Provided material>
'''
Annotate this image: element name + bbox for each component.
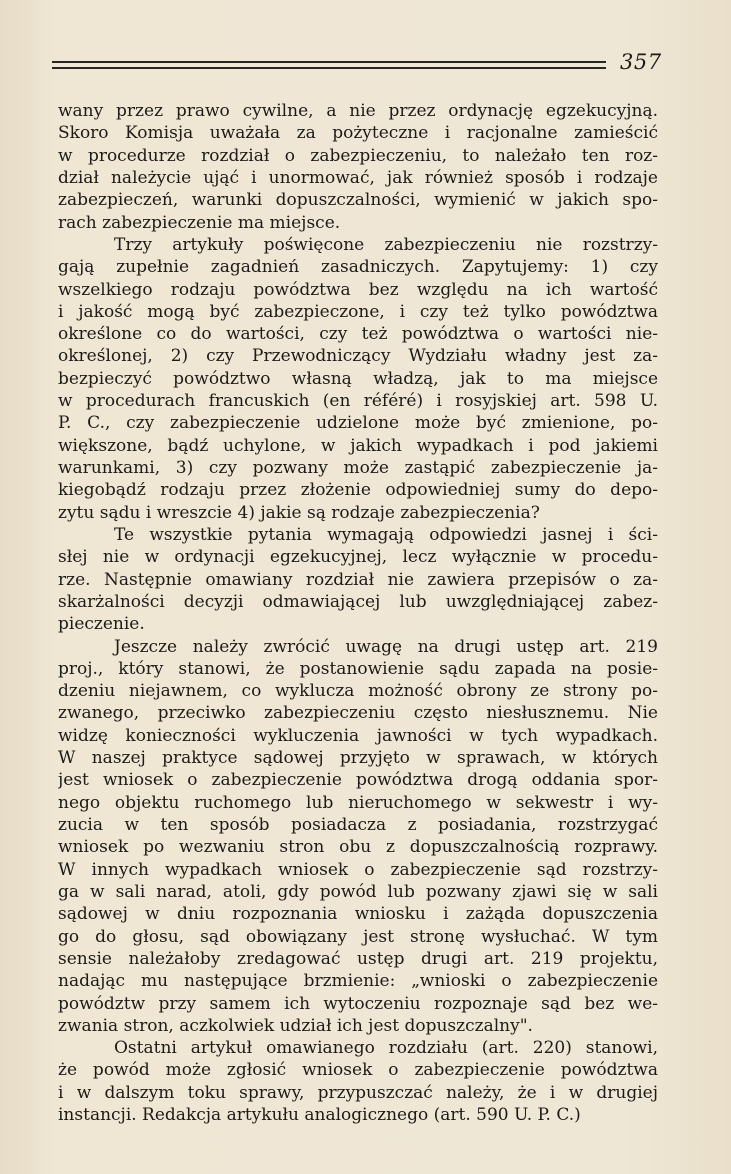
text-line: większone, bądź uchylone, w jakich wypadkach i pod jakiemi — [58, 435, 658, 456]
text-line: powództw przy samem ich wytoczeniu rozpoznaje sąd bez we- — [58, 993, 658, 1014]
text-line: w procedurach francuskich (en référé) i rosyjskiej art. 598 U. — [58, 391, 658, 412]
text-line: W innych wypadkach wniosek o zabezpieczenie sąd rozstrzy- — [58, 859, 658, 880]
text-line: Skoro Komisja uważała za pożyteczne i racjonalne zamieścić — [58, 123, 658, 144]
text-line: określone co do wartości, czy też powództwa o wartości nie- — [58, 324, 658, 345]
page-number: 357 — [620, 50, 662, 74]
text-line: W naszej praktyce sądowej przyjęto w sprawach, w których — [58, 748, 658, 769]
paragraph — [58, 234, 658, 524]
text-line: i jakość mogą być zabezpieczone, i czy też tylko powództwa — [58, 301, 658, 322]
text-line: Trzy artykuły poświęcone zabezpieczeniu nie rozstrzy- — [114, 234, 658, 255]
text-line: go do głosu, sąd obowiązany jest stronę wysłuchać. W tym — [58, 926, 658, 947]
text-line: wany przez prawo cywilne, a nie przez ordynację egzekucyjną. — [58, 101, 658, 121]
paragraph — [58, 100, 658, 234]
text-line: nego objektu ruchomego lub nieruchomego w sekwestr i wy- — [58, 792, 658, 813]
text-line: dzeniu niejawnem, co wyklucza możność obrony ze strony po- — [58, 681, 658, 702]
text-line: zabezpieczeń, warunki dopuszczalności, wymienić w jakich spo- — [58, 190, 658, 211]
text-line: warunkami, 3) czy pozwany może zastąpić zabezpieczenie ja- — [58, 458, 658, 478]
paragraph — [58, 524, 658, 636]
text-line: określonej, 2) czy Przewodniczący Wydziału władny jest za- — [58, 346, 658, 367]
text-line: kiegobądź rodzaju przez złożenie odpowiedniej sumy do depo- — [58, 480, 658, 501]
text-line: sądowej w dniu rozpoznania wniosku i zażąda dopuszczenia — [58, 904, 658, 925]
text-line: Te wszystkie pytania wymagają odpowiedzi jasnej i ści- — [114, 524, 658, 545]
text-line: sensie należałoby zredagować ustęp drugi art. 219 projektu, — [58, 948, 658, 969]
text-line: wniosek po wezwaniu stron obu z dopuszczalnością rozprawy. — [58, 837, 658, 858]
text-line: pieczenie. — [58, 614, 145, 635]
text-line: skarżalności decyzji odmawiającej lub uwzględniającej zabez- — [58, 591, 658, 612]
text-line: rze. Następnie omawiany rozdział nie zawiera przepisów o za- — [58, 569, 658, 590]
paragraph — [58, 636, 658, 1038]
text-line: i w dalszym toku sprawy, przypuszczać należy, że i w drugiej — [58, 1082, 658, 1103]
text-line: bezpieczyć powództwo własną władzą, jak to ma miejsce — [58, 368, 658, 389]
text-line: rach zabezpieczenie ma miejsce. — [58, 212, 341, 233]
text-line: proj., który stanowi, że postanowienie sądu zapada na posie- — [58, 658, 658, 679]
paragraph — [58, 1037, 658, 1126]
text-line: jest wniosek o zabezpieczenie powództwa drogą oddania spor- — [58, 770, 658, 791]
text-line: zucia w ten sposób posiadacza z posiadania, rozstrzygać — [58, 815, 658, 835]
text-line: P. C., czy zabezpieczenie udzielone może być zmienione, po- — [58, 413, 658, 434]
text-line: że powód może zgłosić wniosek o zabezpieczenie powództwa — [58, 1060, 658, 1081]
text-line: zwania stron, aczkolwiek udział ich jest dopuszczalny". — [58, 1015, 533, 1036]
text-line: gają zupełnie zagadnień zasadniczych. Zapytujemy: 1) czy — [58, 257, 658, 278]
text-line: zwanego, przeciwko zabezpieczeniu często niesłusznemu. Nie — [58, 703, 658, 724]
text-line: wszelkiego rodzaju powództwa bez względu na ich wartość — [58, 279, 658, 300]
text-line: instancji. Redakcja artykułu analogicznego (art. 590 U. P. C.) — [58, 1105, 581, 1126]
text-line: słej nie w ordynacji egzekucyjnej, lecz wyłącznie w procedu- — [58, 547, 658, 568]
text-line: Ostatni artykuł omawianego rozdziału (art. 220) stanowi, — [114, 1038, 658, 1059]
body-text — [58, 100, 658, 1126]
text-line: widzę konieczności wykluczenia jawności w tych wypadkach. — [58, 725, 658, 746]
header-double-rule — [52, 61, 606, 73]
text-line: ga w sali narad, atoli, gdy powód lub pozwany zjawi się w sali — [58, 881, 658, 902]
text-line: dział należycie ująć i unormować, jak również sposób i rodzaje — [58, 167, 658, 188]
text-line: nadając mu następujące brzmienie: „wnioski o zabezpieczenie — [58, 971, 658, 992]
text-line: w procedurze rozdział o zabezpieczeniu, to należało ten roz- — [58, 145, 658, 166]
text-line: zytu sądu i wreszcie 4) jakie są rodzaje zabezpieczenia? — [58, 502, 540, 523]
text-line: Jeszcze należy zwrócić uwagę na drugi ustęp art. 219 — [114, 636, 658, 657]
'''
'''
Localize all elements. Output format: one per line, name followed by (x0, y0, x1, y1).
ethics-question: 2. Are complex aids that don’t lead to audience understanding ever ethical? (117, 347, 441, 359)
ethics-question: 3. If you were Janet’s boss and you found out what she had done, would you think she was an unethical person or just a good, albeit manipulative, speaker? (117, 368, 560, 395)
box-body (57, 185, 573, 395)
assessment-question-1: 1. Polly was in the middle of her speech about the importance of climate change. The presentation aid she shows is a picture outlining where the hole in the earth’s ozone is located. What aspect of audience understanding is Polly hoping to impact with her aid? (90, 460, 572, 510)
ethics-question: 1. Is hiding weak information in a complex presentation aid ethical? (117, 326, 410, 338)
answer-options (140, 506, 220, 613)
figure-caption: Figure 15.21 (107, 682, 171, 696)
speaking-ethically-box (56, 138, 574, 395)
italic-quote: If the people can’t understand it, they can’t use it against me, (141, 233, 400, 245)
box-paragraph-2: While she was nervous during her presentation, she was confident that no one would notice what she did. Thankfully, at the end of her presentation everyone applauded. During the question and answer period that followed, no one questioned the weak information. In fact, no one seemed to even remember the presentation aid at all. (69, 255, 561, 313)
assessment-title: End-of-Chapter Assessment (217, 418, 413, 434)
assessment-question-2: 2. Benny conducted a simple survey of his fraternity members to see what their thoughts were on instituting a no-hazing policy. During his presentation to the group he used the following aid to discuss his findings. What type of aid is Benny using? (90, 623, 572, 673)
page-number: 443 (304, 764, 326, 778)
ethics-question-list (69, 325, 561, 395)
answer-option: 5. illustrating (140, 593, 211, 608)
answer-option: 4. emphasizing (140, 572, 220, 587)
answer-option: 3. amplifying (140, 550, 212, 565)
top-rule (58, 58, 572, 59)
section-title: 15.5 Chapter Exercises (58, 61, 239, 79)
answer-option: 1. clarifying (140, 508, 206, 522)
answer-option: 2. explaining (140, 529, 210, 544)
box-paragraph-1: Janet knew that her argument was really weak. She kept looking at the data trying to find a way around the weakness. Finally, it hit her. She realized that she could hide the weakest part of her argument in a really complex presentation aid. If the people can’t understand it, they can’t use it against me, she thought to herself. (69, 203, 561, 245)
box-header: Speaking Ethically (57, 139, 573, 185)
'''
Task brief> Show each line from the material above that contains the word "ustęp".

Written solution>
text-line: sensie należałoby zredagować ustęp drugi art. 219 projektu, — [58, 948, 658, 969]
text-line: Jeszcze należy zwrócić uwagę na drugi ustęp art. 219 — [114, 636, 658, 657]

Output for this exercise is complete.